Records for processing:
[start]

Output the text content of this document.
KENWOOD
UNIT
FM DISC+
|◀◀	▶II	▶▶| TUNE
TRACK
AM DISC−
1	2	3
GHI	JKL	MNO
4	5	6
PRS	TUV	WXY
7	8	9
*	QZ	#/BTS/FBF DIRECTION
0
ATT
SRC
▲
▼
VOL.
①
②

[end]

The task: Restate all of the entries above precisely.

Reply:
Output the text content of this document.
KENWOOD
UNIT
FM DISC+
|◀◀	▶II	▶▶| TUNE
TRACK
AM DISC−
1	2	3
GHI	JKL	MNO
4	5	6
PRS	TUV	WXY
7	8	9
*	QZ	#/BTS/FBF DIRECTION
0
ATT
SRC
▲
▼
VOL.
①
②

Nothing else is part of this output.